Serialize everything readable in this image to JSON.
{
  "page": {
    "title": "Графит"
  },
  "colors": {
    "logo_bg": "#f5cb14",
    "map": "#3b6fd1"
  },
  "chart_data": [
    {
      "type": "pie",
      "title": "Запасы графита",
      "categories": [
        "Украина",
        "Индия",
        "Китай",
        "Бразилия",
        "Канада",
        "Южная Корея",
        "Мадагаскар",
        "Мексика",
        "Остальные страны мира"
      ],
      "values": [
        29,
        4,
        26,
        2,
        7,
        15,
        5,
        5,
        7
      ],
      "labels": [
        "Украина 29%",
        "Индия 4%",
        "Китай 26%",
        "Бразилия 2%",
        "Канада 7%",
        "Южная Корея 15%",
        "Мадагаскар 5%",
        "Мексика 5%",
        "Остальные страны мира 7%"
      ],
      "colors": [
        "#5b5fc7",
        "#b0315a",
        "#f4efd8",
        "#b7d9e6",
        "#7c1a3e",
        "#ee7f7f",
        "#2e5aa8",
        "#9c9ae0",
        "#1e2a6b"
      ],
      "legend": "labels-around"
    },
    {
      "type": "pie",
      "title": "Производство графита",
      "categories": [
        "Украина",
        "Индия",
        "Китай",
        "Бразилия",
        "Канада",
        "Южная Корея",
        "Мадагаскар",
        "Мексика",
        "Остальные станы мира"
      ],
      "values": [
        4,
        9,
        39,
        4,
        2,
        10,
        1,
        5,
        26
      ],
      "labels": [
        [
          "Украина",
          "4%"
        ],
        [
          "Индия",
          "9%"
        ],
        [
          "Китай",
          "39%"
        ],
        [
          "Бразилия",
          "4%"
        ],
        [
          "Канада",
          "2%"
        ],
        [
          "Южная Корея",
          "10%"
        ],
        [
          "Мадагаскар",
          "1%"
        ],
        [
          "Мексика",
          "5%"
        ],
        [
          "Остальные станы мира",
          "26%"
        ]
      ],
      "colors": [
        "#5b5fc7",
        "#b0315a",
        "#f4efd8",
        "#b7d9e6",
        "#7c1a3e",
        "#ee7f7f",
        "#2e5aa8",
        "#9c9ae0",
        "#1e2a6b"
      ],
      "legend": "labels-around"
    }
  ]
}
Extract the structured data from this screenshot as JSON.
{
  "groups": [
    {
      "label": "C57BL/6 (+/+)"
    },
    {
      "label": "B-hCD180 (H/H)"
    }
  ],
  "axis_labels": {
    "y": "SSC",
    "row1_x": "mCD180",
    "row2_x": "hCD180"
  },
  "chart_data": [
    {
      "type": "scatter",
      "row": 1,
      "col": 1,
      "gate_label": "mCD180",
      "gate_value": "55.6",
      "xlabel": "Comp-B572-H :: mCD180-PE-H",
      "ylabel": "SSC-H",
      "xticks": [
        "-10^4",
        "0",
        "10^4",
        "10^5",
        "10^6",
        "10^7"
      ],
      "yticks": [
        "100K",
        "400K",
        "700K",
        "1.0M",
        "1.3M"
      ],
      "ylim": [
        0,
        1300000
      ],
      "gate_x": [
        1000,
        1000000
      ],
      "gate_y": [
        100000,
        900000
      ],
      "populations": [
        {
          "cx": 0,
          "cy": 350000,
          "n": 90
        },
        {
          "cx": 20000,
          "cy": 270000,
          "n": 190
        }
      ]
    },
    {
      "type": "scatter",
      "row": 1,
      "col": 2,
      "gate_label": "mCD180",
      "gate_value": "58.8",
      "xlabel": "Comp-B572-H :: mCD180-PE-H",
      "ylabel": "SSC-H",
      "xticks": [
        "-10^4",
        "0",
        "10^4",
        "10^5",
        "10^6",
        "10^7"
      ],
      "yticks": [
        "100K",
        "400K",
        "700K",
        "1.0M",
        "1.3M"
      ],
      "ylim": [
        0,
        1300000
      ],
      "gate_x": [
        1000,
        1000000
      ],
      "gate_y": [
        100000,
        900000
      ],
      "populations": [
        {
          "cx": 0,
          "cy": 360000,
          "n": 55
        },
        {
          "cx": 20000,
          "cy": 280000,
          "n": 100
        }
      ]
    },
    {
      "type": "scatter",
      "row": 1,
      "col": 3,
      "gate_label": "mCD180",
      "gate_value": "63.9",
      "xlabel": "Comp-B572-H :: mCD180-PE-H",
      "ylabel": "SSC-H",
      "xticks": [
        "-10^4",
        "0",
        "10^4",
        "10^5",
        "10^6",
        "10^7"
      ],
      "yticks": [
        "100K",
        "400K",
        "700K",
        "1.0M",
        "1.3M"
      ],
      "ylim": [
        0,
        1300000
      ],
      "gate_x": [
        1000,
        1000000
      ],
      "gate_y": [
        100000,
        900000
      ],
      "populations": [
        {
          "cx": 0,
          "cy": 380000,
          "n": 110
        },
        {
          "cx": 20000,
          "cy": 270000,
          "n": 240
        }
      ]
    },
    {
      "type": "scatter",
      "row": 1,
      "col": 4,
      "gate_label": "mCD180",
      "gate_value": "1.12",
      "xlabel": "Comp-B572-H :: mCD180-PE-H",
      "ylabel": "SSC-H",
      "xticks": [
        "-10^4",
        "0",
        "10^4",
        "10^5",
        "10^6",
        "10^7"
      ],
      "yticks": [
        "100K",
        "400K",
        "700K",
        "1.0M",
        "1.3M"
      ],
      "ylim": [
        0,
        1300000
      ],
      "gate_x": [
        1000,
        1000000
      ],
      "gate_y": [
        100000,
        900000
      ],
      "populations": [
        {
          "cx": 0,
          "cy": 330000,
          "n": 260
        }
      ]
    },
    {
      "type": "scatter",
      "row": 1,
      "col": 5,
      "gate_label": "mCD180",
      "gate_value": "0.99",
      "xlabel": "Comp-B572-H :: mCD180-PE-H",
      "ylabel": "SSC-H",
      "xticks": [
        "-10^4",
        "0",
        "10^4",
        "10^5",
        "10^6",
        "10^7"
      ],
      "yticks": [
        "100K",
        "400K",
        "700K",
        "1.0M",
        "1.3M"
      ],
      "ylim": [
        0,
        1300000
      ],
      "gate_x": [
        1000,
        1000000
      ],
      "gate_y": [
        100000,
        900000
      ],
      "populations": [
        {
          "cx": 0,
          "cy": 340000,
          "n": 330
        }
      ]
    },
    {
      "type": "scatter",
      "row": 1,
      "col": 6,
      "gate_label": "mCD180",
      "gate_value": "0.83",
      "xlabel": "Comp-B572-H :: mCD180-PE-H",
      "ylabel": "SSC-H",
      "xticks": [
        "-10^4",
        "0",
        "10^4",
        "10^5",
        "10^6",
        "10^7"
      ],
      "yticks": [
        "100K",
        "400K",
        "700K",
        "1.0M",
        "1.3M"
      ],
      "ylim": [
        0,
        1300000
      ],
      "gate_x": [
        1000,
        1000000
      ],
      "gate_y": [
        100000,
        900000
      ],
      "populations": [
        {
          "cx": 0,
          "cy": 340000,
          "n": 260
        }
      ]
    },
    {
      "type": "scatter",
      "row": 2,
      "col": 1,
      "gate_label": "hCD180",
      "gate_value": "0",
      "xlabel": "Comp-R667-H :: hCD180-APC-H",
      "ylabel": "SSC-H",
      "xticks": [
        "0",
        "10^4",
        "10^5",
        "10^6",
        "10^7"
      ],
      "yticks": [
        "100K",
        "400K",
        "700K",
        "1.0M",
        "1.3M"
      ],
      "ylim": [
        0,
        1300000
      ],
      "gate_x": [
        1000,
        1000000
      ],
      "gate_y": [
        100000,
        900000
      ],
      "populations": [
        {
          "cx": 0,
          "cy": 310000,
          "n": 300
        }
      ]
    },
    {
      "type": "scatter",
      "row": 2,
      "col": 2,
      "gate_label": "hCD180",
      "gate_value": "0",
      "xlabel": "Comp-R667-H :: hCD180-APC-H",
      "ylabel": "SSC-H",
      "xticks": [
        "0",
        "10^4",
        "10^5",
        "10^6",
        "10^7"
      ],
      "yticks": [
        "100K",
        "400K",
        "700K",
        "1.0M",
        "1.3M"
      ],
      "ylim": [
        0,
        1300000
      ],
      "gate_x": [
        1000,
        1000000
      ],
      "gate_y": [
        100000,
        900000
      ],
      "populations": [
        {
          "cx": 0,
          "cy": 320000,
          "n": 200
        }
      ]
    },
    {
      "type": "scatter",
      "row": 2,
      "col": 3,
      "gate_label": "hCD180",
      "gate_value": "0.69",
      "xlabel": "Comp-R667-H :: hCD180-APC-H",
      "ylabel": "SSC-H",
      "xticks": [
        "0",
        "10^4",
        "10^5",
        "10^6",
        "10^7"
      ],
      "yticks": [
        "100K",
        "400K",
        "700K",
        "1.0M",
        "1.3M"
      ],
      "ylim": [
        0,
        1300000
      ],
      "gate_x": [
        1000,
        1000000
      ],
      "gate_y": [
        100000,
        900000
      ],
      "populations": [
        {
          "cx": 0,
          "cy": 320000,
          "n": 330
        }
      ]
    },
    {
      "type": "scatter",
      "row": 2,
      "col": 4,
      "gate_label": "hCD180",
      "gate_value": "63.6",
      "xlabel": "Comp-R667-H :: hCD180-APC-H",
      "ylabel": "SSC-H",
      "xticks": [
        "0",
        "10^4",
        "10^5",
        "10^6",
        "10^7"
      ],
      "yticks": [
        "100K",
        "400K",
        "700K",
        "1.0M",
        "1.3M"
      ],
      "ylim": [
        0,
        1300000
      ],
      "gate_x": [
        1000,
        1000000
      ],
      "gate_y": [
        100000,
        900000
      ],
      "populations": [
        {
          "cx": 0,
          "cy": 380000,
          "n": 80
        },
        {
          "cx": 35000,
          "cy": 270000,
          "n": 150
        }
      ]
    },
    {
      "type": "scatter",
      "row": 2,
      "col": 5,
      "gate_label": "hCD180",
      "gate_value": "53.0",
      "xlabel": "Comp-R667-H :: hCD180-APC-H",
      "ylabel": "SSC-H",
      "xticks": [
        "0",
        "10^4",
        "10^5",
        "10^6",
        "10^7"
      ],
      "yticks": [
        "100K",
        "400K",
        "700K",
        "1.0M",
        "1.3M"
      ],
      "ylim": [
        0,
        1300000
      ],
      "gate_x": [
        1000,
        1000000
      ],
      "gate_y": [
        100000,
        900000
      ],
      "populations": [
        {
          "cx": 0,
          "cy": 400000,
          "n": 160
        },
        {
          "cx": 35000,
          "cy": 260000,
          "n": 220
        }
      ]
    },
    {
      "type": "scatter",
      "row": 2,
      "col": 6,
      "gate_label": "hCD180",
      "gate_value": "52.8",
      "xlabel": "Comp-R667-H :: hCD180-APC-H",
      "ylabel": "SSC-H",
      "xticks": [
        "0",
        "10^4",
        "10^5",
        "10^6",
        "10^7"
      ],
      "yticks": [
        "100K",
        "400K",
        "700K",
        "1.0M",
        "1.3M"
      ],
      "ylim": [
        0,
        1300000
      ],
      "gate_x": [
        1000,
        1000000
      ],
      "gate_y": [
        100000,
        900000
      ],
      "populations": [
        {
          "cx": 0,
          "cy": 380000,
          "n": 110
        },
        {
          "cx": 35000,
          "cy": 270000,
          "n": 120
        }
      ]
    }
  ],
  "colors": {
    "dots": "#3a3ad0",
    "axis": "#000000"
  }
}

::::

_Short problem:_
Find the lines with the string "title" and reproduce them.

_Reply to the task:_
    "title": "Графит"
      "title": "Запасы графита",
      "title": "Производство графита",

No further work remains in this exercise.